» Stated exercise
Filter the listing and keep only the lines with the word "kpmg".

» Entries supplied
══════════
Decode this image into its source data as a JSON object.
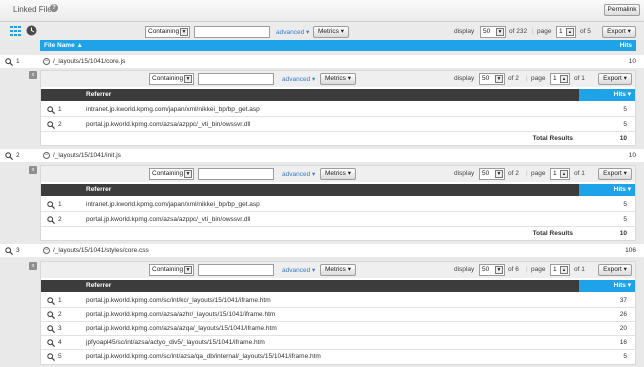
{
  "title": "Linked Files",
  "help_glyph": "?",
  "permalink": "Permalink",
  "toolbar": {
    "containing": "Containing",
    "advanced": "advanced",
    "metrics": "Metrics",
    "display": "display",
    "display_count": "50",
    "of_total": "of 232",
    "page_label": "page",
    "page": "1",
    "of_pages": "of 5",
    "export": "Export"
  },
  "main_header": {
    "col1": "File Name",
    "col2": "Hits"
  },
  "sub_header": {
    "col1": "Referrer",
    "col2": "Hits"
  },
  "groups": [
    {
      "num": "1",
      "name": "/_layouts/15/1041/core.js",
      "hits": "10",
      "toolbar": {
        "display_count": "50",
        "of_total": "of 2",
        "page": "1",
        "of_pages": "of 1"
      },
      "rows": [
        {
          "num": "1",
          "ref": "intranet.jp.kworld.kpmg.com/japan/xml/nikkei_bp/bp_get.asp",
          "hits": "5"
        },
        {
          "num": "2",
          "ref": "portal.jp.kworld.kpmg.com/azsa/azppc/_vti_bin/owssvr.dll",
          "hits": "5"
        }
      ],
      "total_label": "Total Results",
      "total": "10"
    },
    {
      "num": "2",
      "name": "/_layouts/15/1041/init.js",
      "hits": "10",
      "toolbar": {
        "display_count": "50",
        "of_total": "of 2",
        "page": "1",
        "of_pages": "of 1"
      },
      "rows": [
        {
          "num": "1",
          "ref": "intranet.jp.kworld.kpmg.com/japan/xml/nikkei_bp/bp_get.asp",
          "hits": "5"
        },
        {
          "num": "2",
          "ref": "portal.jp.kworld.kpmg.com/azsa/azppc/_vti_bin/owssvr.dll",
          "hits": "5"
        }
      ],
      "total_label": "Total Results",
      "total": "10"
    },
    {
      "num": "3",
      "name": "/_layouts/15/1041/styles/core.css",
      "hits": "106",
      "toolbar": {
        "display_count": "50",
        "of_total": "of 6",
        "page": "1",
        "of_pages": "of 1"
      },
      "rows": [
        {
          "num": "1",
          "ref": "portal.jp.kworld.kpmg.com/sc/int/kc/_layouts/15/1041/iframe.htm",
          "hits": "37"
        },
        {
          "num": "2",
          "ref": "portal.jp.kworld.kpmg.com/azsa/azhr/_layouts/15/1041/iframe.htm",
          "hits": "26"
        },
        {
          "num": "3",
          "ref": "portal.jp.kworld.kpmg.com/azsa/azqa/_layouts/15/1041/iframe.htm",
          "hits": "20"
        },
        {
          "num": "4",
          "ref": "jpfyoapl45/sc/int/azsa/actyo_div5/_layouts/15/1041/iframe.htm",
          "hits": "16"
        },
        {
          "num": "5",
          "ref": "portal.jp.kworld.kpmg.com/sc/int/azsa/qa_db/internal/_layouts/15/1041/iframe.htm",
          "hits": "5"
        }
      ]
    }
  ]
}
══════════
» Expected answer
          "ref": "intranet.jp.kworld.kpmg.com/japan/xml/nikkei_bp/bp_get.asp",
          "ref": "portal.jp.kworld.kpmg.com/azsa/azppc/_vti_bin/owssvr.dll",
          "ref": "intranet.jp.kworld.kpmg.com/japan/xml/nikkei_bp/bp_get.asp",
          "ref": "portal.jp.kworld.kpmg.com/azsa/azppc/_vti_bin/owssvr.dll",
          "ref": "portal.jp.kworld.kpmg.com/sc/int/kc/_layouts/15/1041/iframe.htm",
          "ref": "portal.jp.kworld.kpmg.com/azsa/azhr/_layouts/15/1041/iframe.htm",
          "ref": "portal.jp.kworld.kpmg.com/azsa/azqa/_layouts/15/1041/iframe.htm",
          "ref": "portal.jp.kworld.kpmg.com/sc/int/azsa/qa_db/internal/_layouts/15/1041/iframe.htm",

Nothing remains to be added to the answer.